*** Listed entries ***

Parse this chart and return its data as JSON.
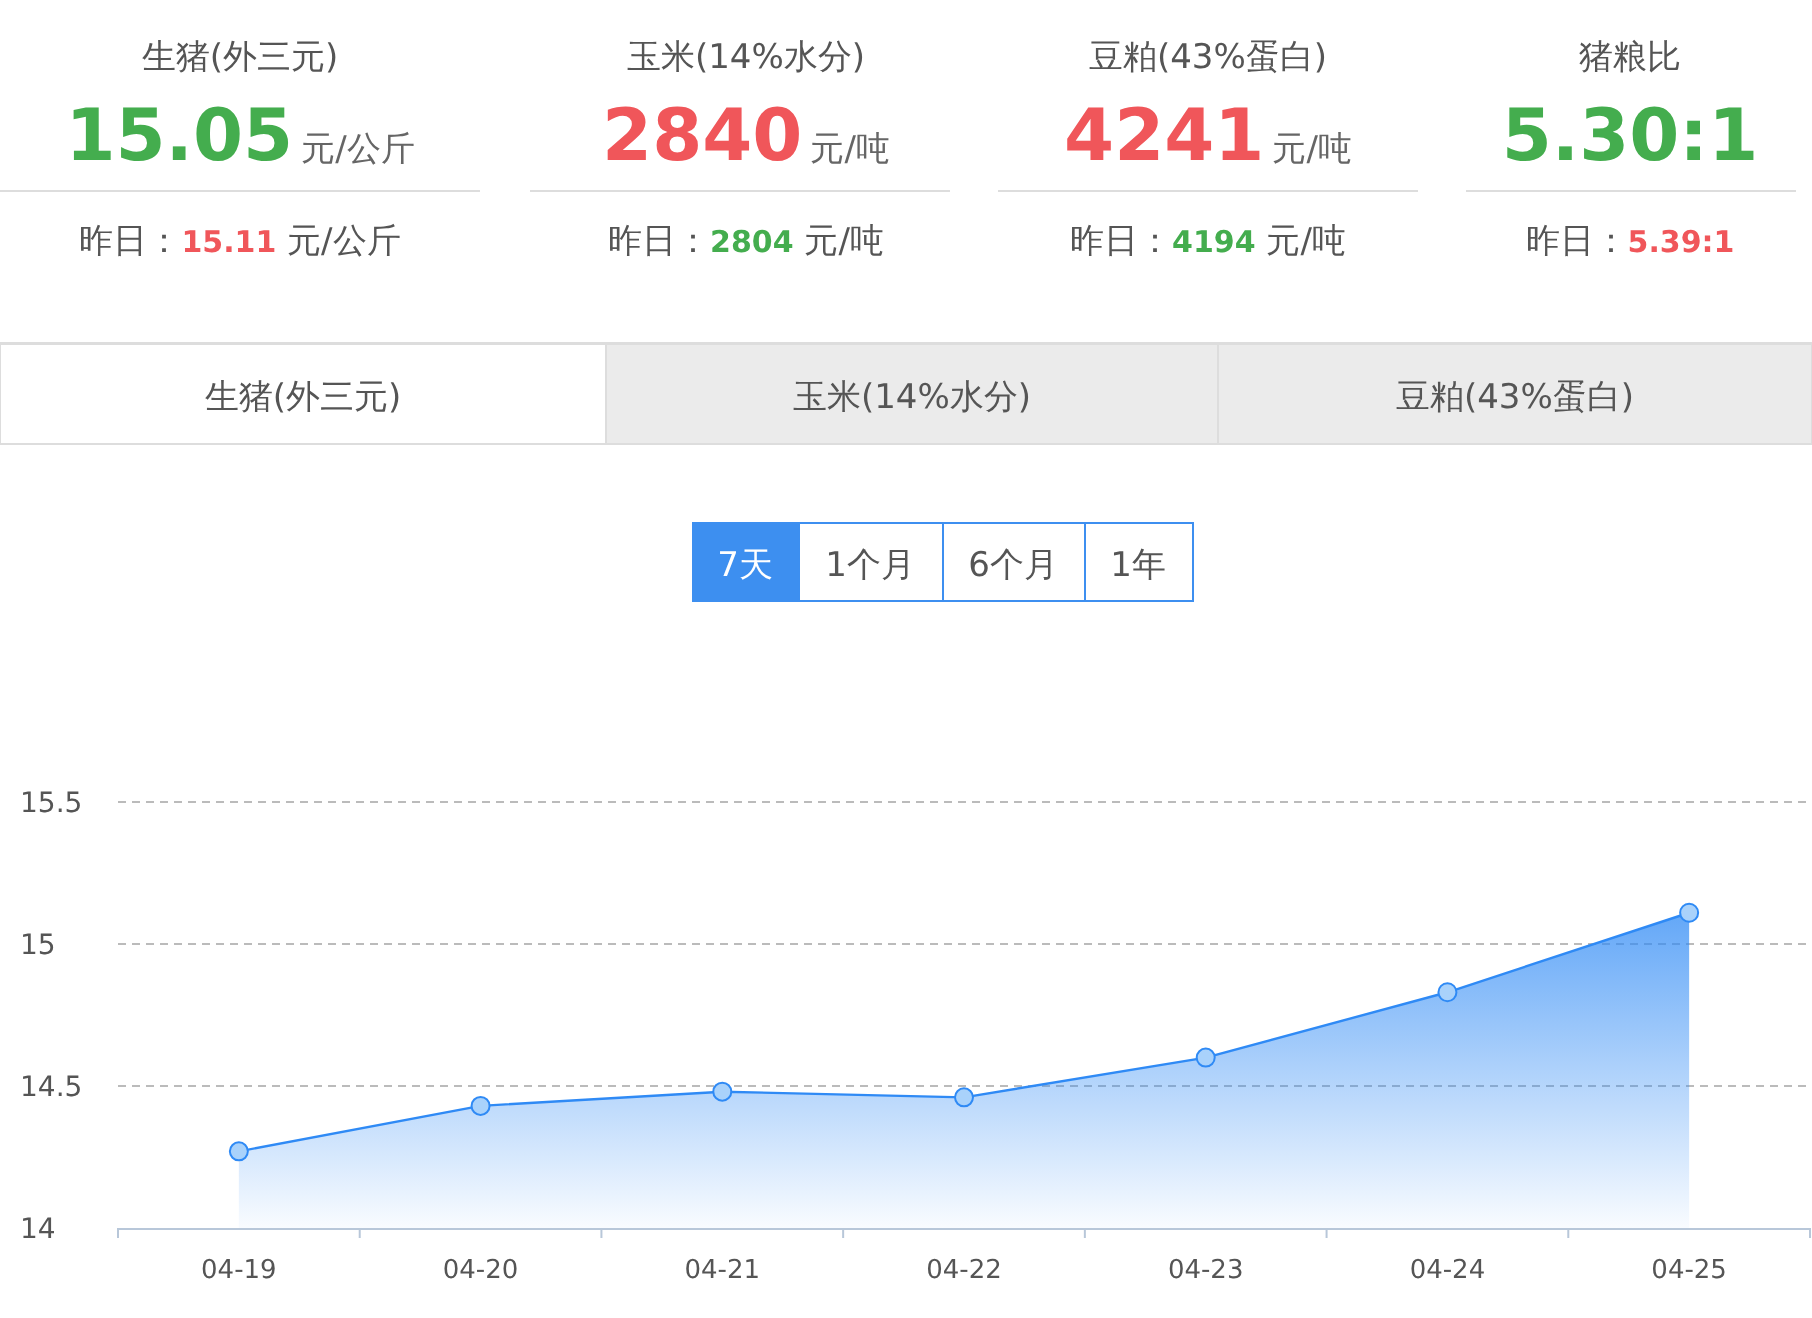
{
  "chart_data": [
    {
      "type": "other",
      "annotations": [
        "生猪(外三元)",
        "15.05元/公斤",
        "昨日：15.11 元/公斤",
        "玉米(14%水分)",
        "2840元/吨",
        "昨日：2804 元/吨",
        "豆粕(43%蛋白)",
        "4241元/吨",
        "昨日：4194 元/吨",
        "猪粮比",
        "5.30:1",
        "昨日：5.39:1",
        "生猪(外三元)",
        "玉米(14%水分)",
        "豆粕(43%蛋白)",
        "7天",
        "1个月",
        "6个月",
        "1年"
      ],
      "colors": [
        "#44ad4e",
        "#f0565a",
        "#f0565a",
        "#44ad4e",
        "#f0565a",
        "#44ad4e",
        "#44ad4e",
        "#f0565a"
      ]
    },
    {
      "type": "area",
      "categories": [
        "04-19",
        "04-20",
        "04-21",
        "04-22",
        "04-23",
        "04-24",
        "04-25"
      ],
      "series": [
        {
          "color": "#2f8af5",
          "values": [
            14.27,
            14.43,
            14.48,
            14.46,
            14.6,
            14.83,
            15.11
          ]
        }
      ],
      "ylim": [
        14,
        15.5
      ],
      "yticks": [
        14,
        14.5,
        15,
        15.5
      ],
      "grid": "y",
      "marker": "circle"
    }
  ]
}
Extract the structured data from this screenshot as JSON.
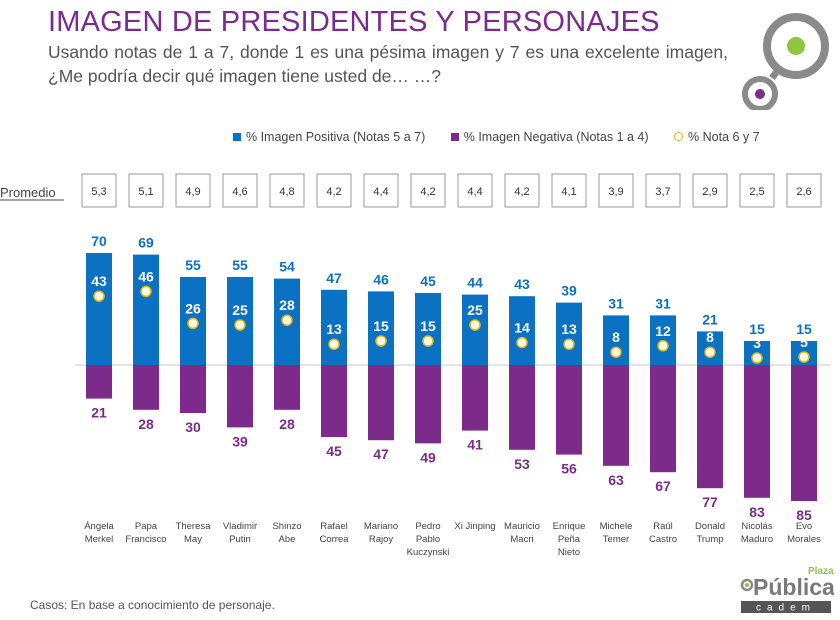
{
  "title": "IMAGEN DE PRESIDENTES Y PERSONAJES",
  "subtitle": "Usando notas de 1 a 7, donde 1 es una pésima imagen y 7 es una excelente imagen, ¿Me podría decir qué imagen tiene usted de… …?",
  "footnote": "Casos: En base a conocimiento de personaje.",
  "brand": {
    "small": "Plaza",
    "name": "Pública",
    "sub": "cadem"
  },
  "colors": {
    "positive": "#0b71c3",
    "negative": "#7d2b8b",
    "title": "#7b2a90",
    "dot_border": "#e8b70c",
    "logo_green": "#8dc63f",
    "logo_gray": "#8a8a8a"
  },
  "chart_data": {
    "type": "bar",
    "legend_position": "top",
    "promedio_label": "Promedio",
    "categories": [
      [
        "Ángela",
        "Merkel"
      ],
      [
        "Papa",
        "Francisco"
      ],
      [
        "Theresa",
        "May"
      ],
      [
        "Vladimir",
        "Putin"
      ],
      [
        "Shinzo",
        "Abe"
      ],
      [
        "Rafael",
        "Correa"
      ],
      [
        "Mariano",
        "Rajoy"
      ],
      [
        "Pedro",
        "Pablo",
        "Kuczynski"
      ],
      [
        "Xi Jinping"
      ],
      [
        "Mauricio",
        "Macri"
      ],
      [
        "Enrique",
        "Peña",
        "Nieto"
      ],
      [
        "Michele",
        "Temer"
      ],
      [
        "Raúl",
        "Castro"
      ],
      [
        "Donald",
        "Trump"
      ],
      [
        "Nicolás",
        "Maduro"
      ],
      [
        "Evo",
        "Morales"
      ]
    ],
    "promedio": [
      "5,3",
      "5,1",
      "4,9",
      "4,6",
      "4,8",
      "4,2",
      "4,4",
      "4,2",
      "4,4",
      "4,2",
      "4,1",
      "3,9",
      "3,7",
      "2,9",
      "2,5",
      "2,6"
    ],
    "series": [
      {
        "name": "% Imagen Positiva (Notas 5 a 7)",
        "values": [
          70,
          69,
          55,
          55,
          54,
          47,
          46,
          45,
          44,
          43,
          39,
          31,
          31,
          21,
          15,
          15
        ]
      },
      {
        "name": "% Imagen Negativa (Notas 1 a 4)",
        "values": [
          21,
          28,
          30,
          39,
          28,
          45,
          47,
          49,
          41,
          53,
          56,
          63,
          67,
          77,
          83,
          85
        ]
      },
      {
        "name": "% Nota 6 y 7",
        "values": [
          43,
          46,
          26,
          25,
          28,
          13,
          15,
          15,
          25,
          14,
          13,
          8,
          12,
          8,
          3,
          5
        ]
      }
    ]
  }
}
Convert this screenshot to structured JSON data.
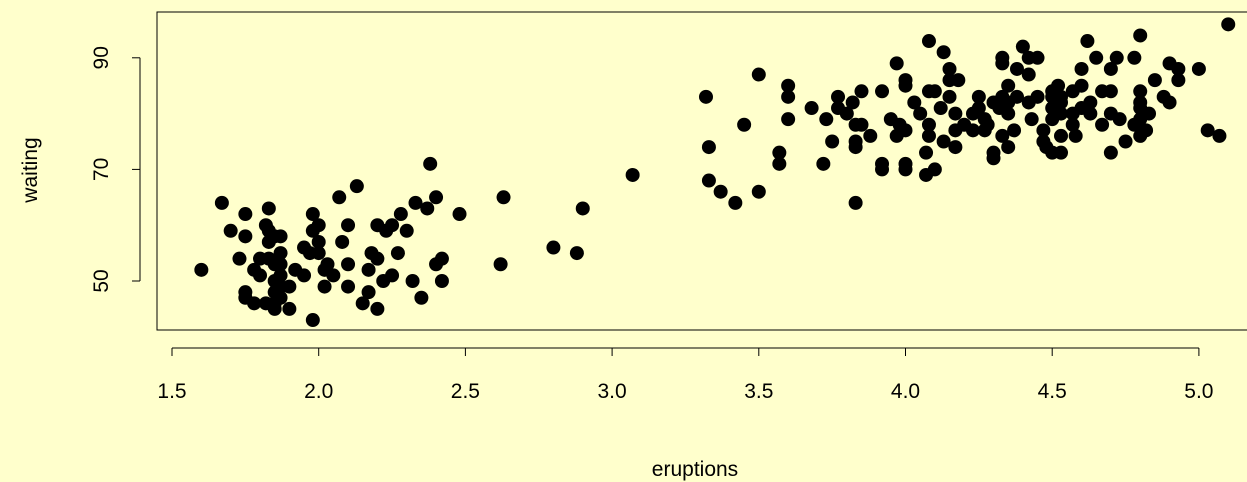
{
  "chart_data": {
    "type": "scatter",
    "title": "",
    "xlabel": "eruptions",
    "ylabel": "waiting",
    "xlim": [
      1.6,
      5.1
    ],
    "ylim": [
      43,
      96
    ],
    "x_ticks": [
      1.5,
      2.0,
      2.5,
      3.0,
      3.5,
      4.0,
      4.5,
      5.0
    ],
    "x_tick_labels": [
      "1.5",
      "2.0",
      "2.5",
      "3.0",
      "3.5",
      "4.0",
      "4.5",
      "5.0"
    ],
    "y_ticks": [
      50,
      70,
      90
    ],
    "y_tick_labels": [
      "50",
      "70",
      "90"
    ],
    "grid": false,
    "background": "#ffffcc",
    "point_color": "#000000",
    "points": [
      [
        1.6,
        52
      ],
      [
        1.67,
        64
      ],
      [
        1.7,
        59
      ],
      [
        1.73,
        54
      ],
      [
        1.75,
        62
      ],
      [
        1.75,
        58
      ],
      [
        1.75,
        48
      ],
      [
        1.75,
        47
      ],
      [
        1.78,
        52
      ],
      [
        1.78,
        46
      ],
      [
        1.8,
        54
      ],
      [
        1.8,
        51
      ],
      [
        1.82,
        60
      ],
      [
        1.82,
        46
      ],
      [
        1.83,
        63
      ],
      [
        1.83,
        59
      ],
      [
        1.83,
        57
      ],
      [
        1.83,
        54
      ],
      [
        1.85,
        58
      ],
      [
        1.85,
        53
      ],
      [
        1.85,
        50
      ],
      [
        1.85,
        48
      ],
      [
        1.85,
        46
      ],
      [
        1.85,
        45
      ],
      [
        1.87,
        58
      ],
      [
        1.87,
        55
      ],
      [
        1.87,
        53
      ],
      [
        1.87,
        51
      ],
      [
        1.87,
        49
      ],
      [
        1.87,
        47
      ],
      [
        1.9,
        45
      ],
      [
        1.9,
        49
      ],
      [
        1.92,
        52
      ],
      [
        1.95,
        51
      ],
      [
        1.95,
        56
      ],
      [
        1.97,
        55
      ],
      [
        1.98,
        43
      ],
      [
        1.98,
        62
      ],
      [
        1.98,
        59
      ],
      [
        2.0,
        60
      ],
      [
        2.0,
        57
      ],
      [
        2.0,
        55
      ],
      [
        2.02,
        52
      ],
      [
        2.02,
        49
      ],
      [
        2.03,
        53
      ],
      [
        2.05,
        51
      ],
      [
        2.07,
        65
      ],
      [
        2.08,
        57
      ],
      [
        2.1,
        60
      ],
      [
        2.1,
        53
      ],
      [
        2.1,
        49
      ],
      [
        2.13,
        67
      ],
      [
        2.15,
        46
      ],
      [
        2.17,
        52
      ],
      [
        2.17,
        48
      ],
      [
        2.18,
        55
      ],
      [
        2.2,
        60
      ],
      [
        2.2,
        54
      ],
      [
        2.2,
        45
      ],
      [
        2.22,
        50
      ],
      [
        2.23,
        59
      ],
      [
        2.25,
        60
      ],
      [
        2.25,
        51
      ],
      [
        2.27,
        55
      ],
      [
        2.28,
        62
      ],
      [
        2.3,
        59
      ],
      [
        2.32,
        50
      ],
      [
        2.33,
        64
      ],
      [
        2.35,
        47
      ],
      [
        2.37,
        63
      ],
      [
        2.38,
        71
      ],
      [
        2.4,
        65
      ],
      [
        2.4,
        53
      ],
      [
        2.42,
        54
      ],
      [
        2.42,
        50
      ],
      [
        2.48,
        62
      ],
      [
        2.62,
        53
      ],
      [
        2.63,
        65
      ],
      [
        2.8,
        56
      ],
      [
        2.88,
        55
      ],
      [
        2.9,
        63
      ],
      [
        3.07,
        69
      ],
      [
        3.32,
        83
      ],
      [
        3.33,
        74
      ],
      [
        3.33,
        68
      ],
      [
        3.37,
        66
      ],
      [
        3.42,
        64
      ],
      [
        3.45,
        78
      ],
      [
        3.5,
        87
      ],
      [
        3.5,
        66
      ],
      [
        3.57,
        73
      ],
      [
        3.57,
        71
      ],
      [
        3.6,
        85
      ],
      [
        3.6,
        83
      ],
      [
        3.6,
        79
      ],
      [
        3.68,
        81
      ],
      [
        3.72,
        71
      ],
      [
        3.73,
        79
      ],
      [
        3.75,
        75
      ],
      [
        3.77,
        83
      ],
      [
        3.77,
        81
      ],
      [
        3.8,
        80
      ],
      [
        3.82,
        82
      ],
      [
        3.83,
        78
      ],
      [
        3.83,
        75
      ],
      [
        3.83,
        74
      ],
      [
        3.83,
        64
      ],
      [
        3.85,
        84
      ],
      [
        3.85,
        78
      ],
      [
        3.88,
        76
      ],
      [
        3.92,
        84
      ],
      [
        3.92,
        71
      ],
      [
        3.92,
        70
      ],
      [
        3.95,
        79
      ],
      [
        3.97,
        89
      ],
      [
        3.97,
        76
      ],
      [
        3.98,
        78
      ],
      [
        4.0,
        86
      ],
      [
        4.0,
        85
      ],
      [
        4.0,
        77
      ],
      [
        4.0,
        71
      ],
      [
        4.0,
        70
      ],
      [
        4.03,
        82
      ],
      [
        4.05,
        80
      ],
      [
        4.07,
        73
      ],
      [
        4.07,
        69
      ],
      [
        4.08,
        93
      ],
      [
        4.08,
        84
      ],
      [
        4.08,
        78
      ],
      [
        4.08,
        76
      ],
      [
        4.1,
        84
      ],
      [
        4.1,
        70
      ],
      [
        4.12,
        81
      ],
      [
        4.13,
        91
      ],
      [
        4.13,
        75
      ],
      [
        4.15,
        88
      ],
      [
        4.15,
        86
      ],
      [
        4.15,
        83
      ],
      [
        4.17,
        80
      ],
      [
        4.17,
        77
      ],
      [
        4.17,
        74
      ],
      [
        4.18,
        86
      ],
      [
        4.2,
        78
      ],
      [
        4.23,
        80
      ],
      [
        4.23,
        77
      ],
      [
        4.25,
        83
      ],
      [
        4.25,
        81
      ],
      [
        4.27,
        79
      ],
      [
        4.27,
        77
      ],
      [
        4.28,
        78
      ],
      [
        4.3,
        82
      ],
      [
        4.3,
        73
      ],
      [
        4.3,
        72
      ],
      [
        4.32,
        81
      ],
      [
        4.33,
        90
      ],
      [
        4.33,
        89
      ],
      [
        4.33,
        83
      ],
      [
        4.33,
        76
      ],
      [
        4.35,
        85
      ],
      [
        4.35,
        82
      ],
      [
        4.35,
        80
      ],
      [
        4.35,
        74
      ],
      [
        4.37,
        77
      ],
      [
        4.38,
        88
      ],
      [
        4.38,
        83
      ],
      [
        4.4,
        92
      ],
      [
        4.42,
        90
      ],
      [
        4.42,
        87
      ],
      [
        4.42,
        82
      ],
      [
        4.43,
        79
      ],
      [
        4.45,
        90
      ],
      [
        4.45,
        83
      ],
      [
        4.47,
        77
      ],
      [
        4.47,
        75
      ],
      [
        4.48,
        74
      ],
      [
        4.5,
        84
      ],
      [
        4.5,
        83
      ],
      [
        4.5,
        81
      ],
      [
        4.5,
        79
      ],
      [
        4.5,
        73
      ],
      [
        4.52,
        85
      ],
      [
        4.53,
        83
      ],
      [
        4.53,
        82
      ],
      [
        4.53,
        80
      ],
      [
        4.53,
        76
      ],
      [
        4.53,
        73
      ],
      [
        4.57,
        84
      ],
      [
        4.57,
        80
      ],
      [
        4.57,
        78
      ],
      [
        4.58,
        76
      ],
      [
        4.6,
        88
      ],
      [
        4.6,
        85
      ],
      [
        4.6,
        81
      ],
      [
        4.62,
        93
      ],
      [
        4.63,
        82
      ],
      [
        4.63,
        80
      ],
      [
        4.65,
        90
      ],
      [
        4.67,
        84
      ],
      [
        4.67,
        78
      ],
      [
        4.7,
        88
      ],
      [
        4.7,
        84
      ],
      [
        4.7,
        80
      ],
      [
        4.7,
        73
      ],
      [
        4.72,
        90
      ],
      [
        4.73,
        79
      ],
      [
        4.75,
        75
      ],
      [
        4.78,
        90
      ],
      [
        4.78,
        78
      ],
      [
        4.8,
        94
      ],
      [
        4.8,
        84
      ],
      [
        4.8,
        82
      ],
      [
        4.8,
        81
      ],
      [
        4.8,
        79
      ],
      [
        4.8,
        76
      ],
      [
        4.82,
        77
      ],
      [
        4.83,
        80
      ],
      [
        4.85,
        86
      ],
      [
        4.88,
        83
      ],
      [
        4.9,
        89
      ],
      [
        4.9,
        82
      ],
      [
        4.93,
        88
      ],
      [
        4.93,
        86
      ],
      [
        5.0,
        88
      ],
      [
        5.03,
        77
      ],
      [
        5.07,
        76
      ],
      [
        5.1,
        96
      ]
    ]
  }
}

***

Do this: Show, from the material above, each line that includes the string "structured".

In response:
Extract the structured data from this screenshot as JSON.
Convert this screenshot to structured JSON data.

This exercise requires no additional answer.